◆ Problem statement
Each line below must be set down exactly; omit any image you find.

[Data items]
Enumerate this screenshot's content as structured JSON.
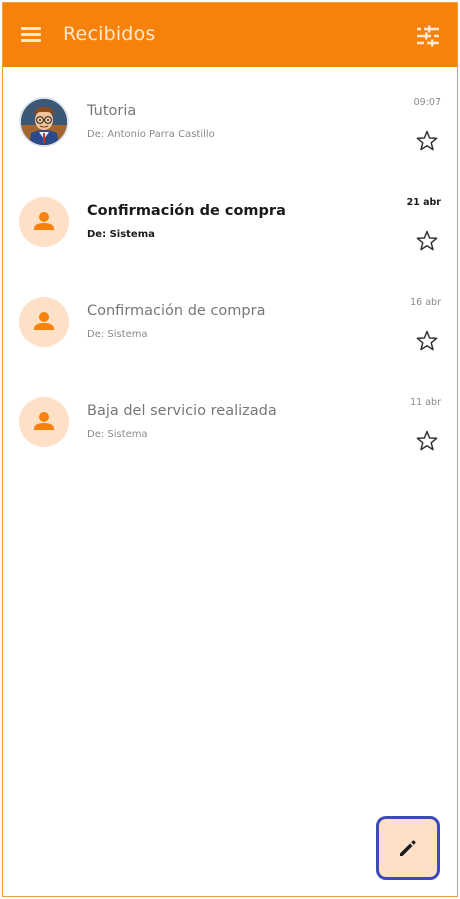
{
  "appbar": {
    "title": "Recibidos",
    "menu_icon": "menu-icon",
    "filter_icon": "tune-icon",
    "color": "#f6820c"
  },
  "messages": [
    {
      "subject": "Tutoria",
      "sender": "De: Antonio Parra Castillo",
      "date": "09:07",
      "unread": false,
      "avatar": "cartoon-teacher-avatar"
    },
    {
      "subject": "Confirmación de compra",
      "sender": "De: Sistema",
      "date": "21 abr",
      "unread": true,
      "avatar": "person-icon"
    },
    {
      "subject": "Confirmación de compra",
      "sender": "De: Sistema",
      "date": "16 abr",
      "unread": false,
      "avatar": "person-icon"
    },
    {
      "subject": "Baja del servicio realizada",
      "sender": "De: Sistema",
      "date": "11 abr",
      "unread": false,
      "avatar": "person-icon"
    }
  ],
  "fab": {
    "icon": "pencil-icon"
  }
}
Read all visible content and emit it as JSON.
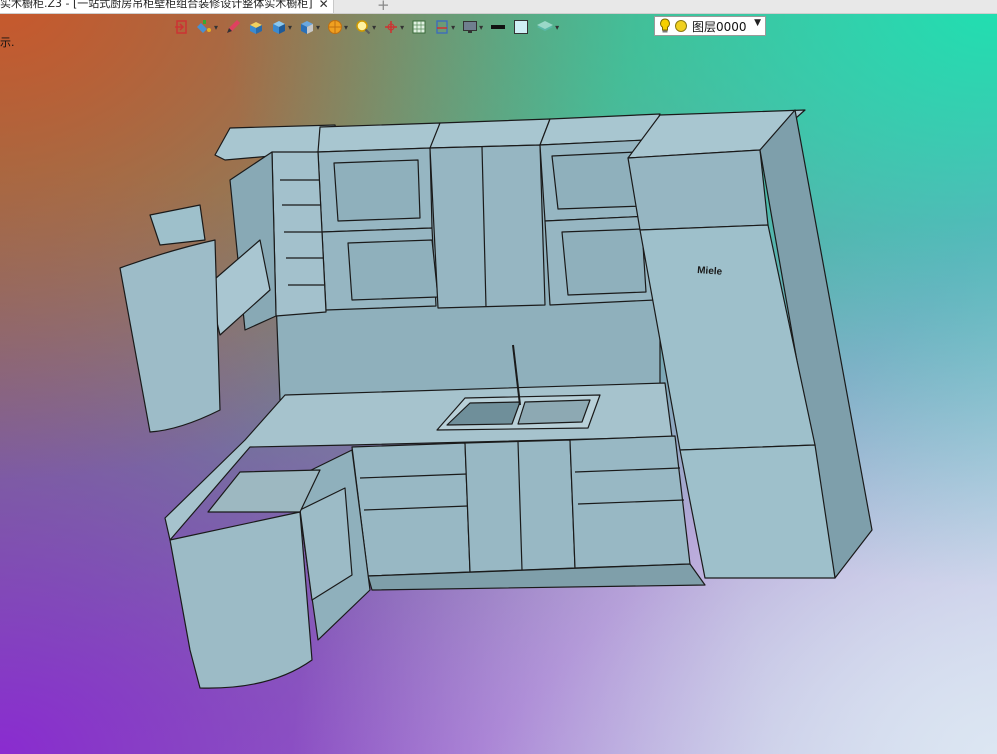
{
  "window": {
    "tab_title": "实木橱柜.Z3 - [一站式厨房吊柜壁柜组合装修设计整体实木橱柜]",
    "close_glyph": "✕",
    "add_glyph": "+"
  },
  "command_prompt": "示.",
  "toolbar": {
    "icons": [
      "exit-icon",
      "paint-bucket-icon",
      "pen-icon",
      "cube-eraser-icon",
      "solid-cube-icon",
      "view-cube-icon",
      "render-sphere-icon",
      "zoom-fit-icon",
      "axis-icon",
      "grid-icon",
      "section-plane-icon",
      "monitor-icon",
      "line-weight-icon",
      "color-swatch-icon",
      "layers-icon"
    ],
    "dropdown_glyph": "▾"
  },
  "layer": {
    "name": "图层0000",
    "arrow": "▼",
    "lightbulb_color": "#f5d000",
    "dot_color": "#f0d020"
  },
  "model": {
    "fridge_brand": "Miele",
    "cabinet_color": "#8fb0bc",
    "edge_color": "#1a1a1a"
  },
  "viewport_colors": {
    "top_right": "#1fe0b0",
    "top_left": "#c8582c",
    "bottom_left": "#8a2bd0",
    "bottom_right": "#dce6f2"
  }
}
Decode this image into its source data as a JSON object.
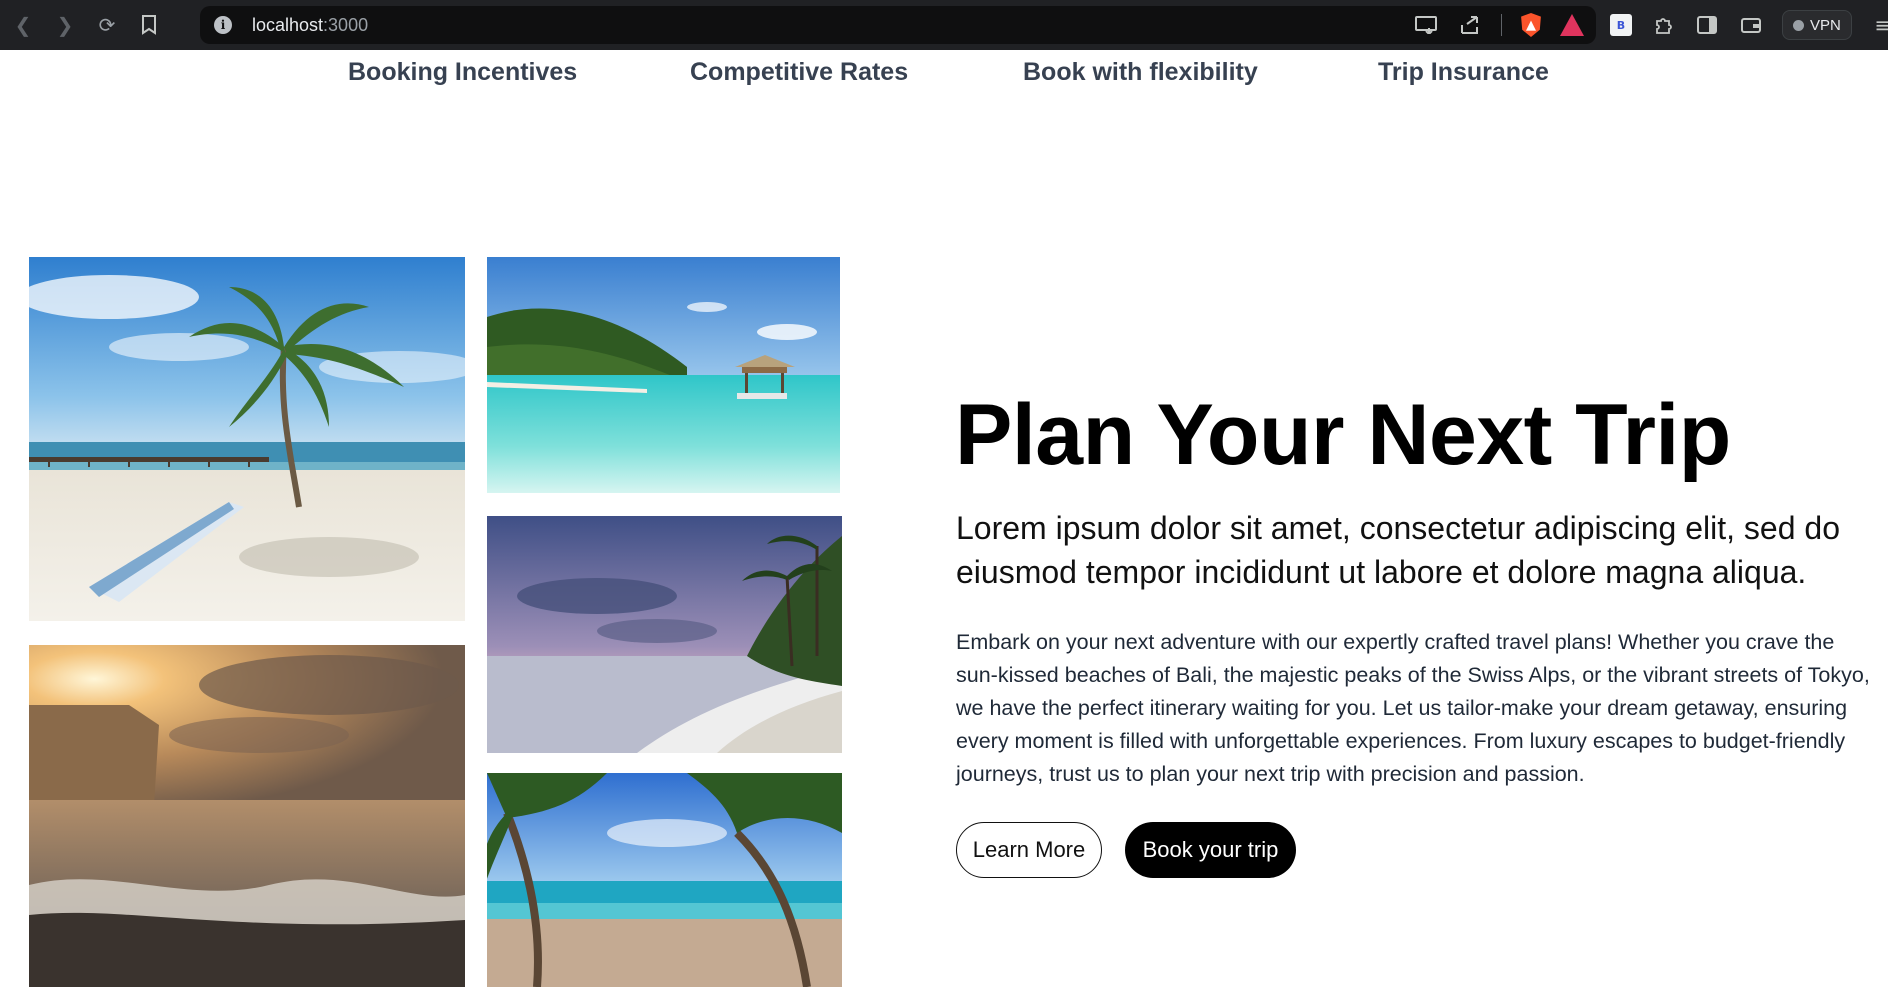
{
  "browser": {
    "url_host": "localhost",
    "url_port": ":3000",
    "vpn_label": "VPN",
    "extension_letter": "B"
  },
  "nav": {
    "items": [
      {
        "label": "Booking Incentives"
      },
      {
        "label": "Competitive Rates"
      },
      {
        "label": "Book with flexibility"
      },
      {
        "label": "Trip Insurance"
      }
    ]
  },
  "gallery": {
    "images": [
      {
        "subject": "beach with palm tree, boat and pier"
      },
      {
        "subject": "tropical lagoon with hut on stilts"
      },
      {
        "subject": "beach at dusk with palm trees"
      },
      {
        "subject": "sunset over rocky shore with waves"
      },
      {
        "subject": "palm trees framing turquoise sea"
      }
    ]
  },
  "hero": {
    "title": "Plan Your Next Trip",
    "lead": "Lorem ipsum dolor sit amet, consectetur adipiscing elit, sed do eiusmod tempor incididunt ut labore et dolore magna aliqua.",
    "body": "Embark on your next adventure with our expertly crafted travel plans! Whether you crave the sun-kissed beaches of Bali, the majestic peaks of the Swiss Alps, or the vibrant streets of Tokyo, we have the perfect itinerary waiting for you. Let us tailor-make your dream getaway, ensuring every moment is filled with unforgettable experiences. From luxury escapes to budget-friendly journeys, trust us to plan your next trip with precision and passion.",
    "learn_more_label": "Learn More",
    "book_label": "Book your trip"
  },
  "colors": {
    "chrome_bg": "#202124",
    "nav_text": "#374151",
    "primary_button": "#000000"
  }
}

◆ Task solution
Enumerate this screenshot's content as structured JSON.
{
  "appbar": {
    "title": "Recibidos",
    "menu_icon": "menu-icon",
    "filter_icon": "tune-icon",
    "color": "#f6820c"
  },
  "messages": [
    {
      "subject": "Tutoria",
      "sender": "De: Antonio Parra Castillo",
      "date": "09:07",
      "unread": false,
      "avatar": "cartoon-teacher-avatar"
    },
    {
      "subject": "Confirmación de compra",
      "sender": "De: Sistema",
      "date": "21 abr",
      "unread": true,
      "avatar": "person-icon"
    },
    {
      "subject": "Confirmación de compra",
      "sender": "De: Sistema",
      "date": "16 abr",
      "unread": false,
      "avatar": "person-icon"
    },
    {
      "subject": "Baja del servicio realizada",
      "sender": "De: Sistema",
      "date": "11 abr",
      "unread": false,
      "avatar": "person-icon"
    }
  ],
  "fab": {
    "icon": "pencil-icon"
  }
}
Read all visible content and emit it as JSON.
{
  "window": {
    "tab_title": "实木橱柜.Z3 - [一站式厨房吊柜壁柜组合装修设计整体实木橱柜]",
    "close_glyph": "✕",
    "add_glyph": "+"
  },
  "command_prompt": "示.",
  "toolbar": {
    "icons": [
      "exit-icon",
      "paint-bucket-icon",
      "pen-icon",
      "cube-eraser-icon",
      "solid-cube-icon",
      "view-cube-icon",
      "render-sphere-icon",
      "zoom-fit-icon",
      "axis-icon",
      "grid-icon",
      "section-plane-icon",
      "monitor-icon",
      "line-weight-icon",
      "color-swatch-icon",
      "layers-icon"
    ],
    "dropdown_glyph": "▾"
  },
  "layer": {
    "name": "图层0000",
    "arrow": "▼",
    "lightbulb_color": "#f5d000",
    "dot_color": "#f0d020"
  },
  "model": {
    "fridge_brand": "Miele",
    "cabinet_color": "#8fb0bc",
    "edge_color": "#1a1a1a"
  },
  "viewport_colors": {
    "top_right": "#1fe0b0",
    "top_left": "#c8582c",
    "bottom_left": "#8a2bd0",
    "bottom_right": "#dce6f2"
  }
}
Decode this image into its source data as a JSON object.
{
  "browser": {
    "url_host": "localhost",
    "url_port": ":3000",
    "vpn_label": "VPN",
    "extension_letter": "B"
  },
  "nav": {
    "items": [
      {
        "label": "Booking Incentives"
      },
      {
        "label": "Competitive Rates"
      },
      {
        "label": "Book with flexibility"
      },
      {
        "label": "Trip Insurance"
      }
    ]
  },
  "gallery": {
    "images": [
      {
        "subject": "beach with palm tree, boat and pier"
      },
      {
        "subject": "tropical lagoon with hut on stilts"
      },
      {
        "subject": "beach at dusk with palm trees"
      },
      {
        "subject": "sunset over rocky shore with waves"
      },
      {
        "subject": "palm trees framing turquoise sea"
      }
    ]
  },
  "hero": {
    "title": "Plan Your Next Trip",
    "lead": "Lorem ipsum dolor sit amet, consectetur adipiscing elit, sed do eiusmod tempor incididunt ut labore et dolore magna aliqua.",
    "body": "Embark on your next adventure with our expertly crafted travel plans! Whether you crave the sun-kissed beaches of Bali, the majestic peaks of the Swiss Alps, or the vibrant streets of Tokyo, we have the perfect itinerary waiting for you. Let us tailor-make your dream getaway, ensuring every moment is filled with unforgettable experiences. From luxury escapes to budget-friendly journeys, trust us to plan your next trip with precision and passion.",
    "learn_more_label": "Learn More",
    "book_label": "Book your trip"
  },
  "colors": {
    "chrome_bg": "#202124",
    "nav_text": "#374151",
    "primary_button": "#000000"
  }
}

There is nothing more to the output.